From the entries below, work out the number of lines that hold the word "bevallási", and give that number alone.
--- --- ---
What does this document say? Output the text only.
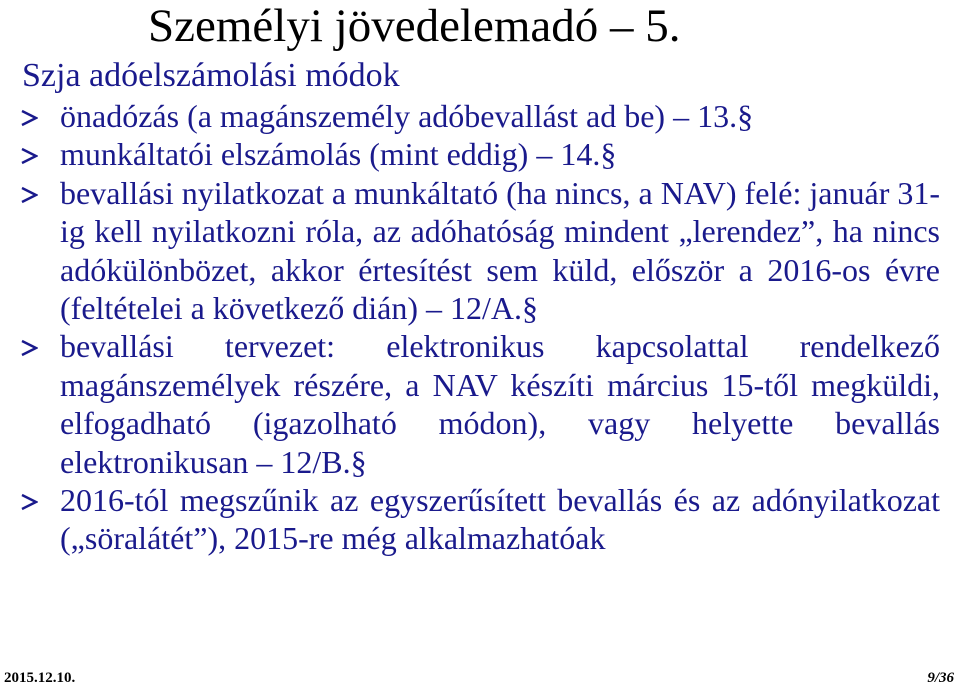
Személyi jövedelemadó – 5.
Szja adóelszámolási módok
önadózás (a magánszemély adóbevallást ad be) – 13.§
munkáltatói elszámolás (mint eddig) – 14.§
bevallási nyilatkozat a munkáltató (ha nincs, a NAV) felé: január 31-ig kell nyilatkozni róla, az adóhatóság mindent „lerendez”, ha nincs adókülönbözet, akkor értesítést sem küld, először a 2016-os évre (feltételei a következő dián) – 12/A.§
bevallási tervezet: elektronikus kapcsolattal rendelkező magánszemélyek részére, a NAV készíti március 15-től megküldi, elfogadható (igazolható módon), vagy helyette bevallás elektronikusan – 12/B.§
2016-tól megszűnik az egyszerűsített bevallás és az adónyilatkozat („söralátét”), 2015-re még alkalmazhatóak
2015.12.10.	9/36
--- --- ---
§ The completed task: 2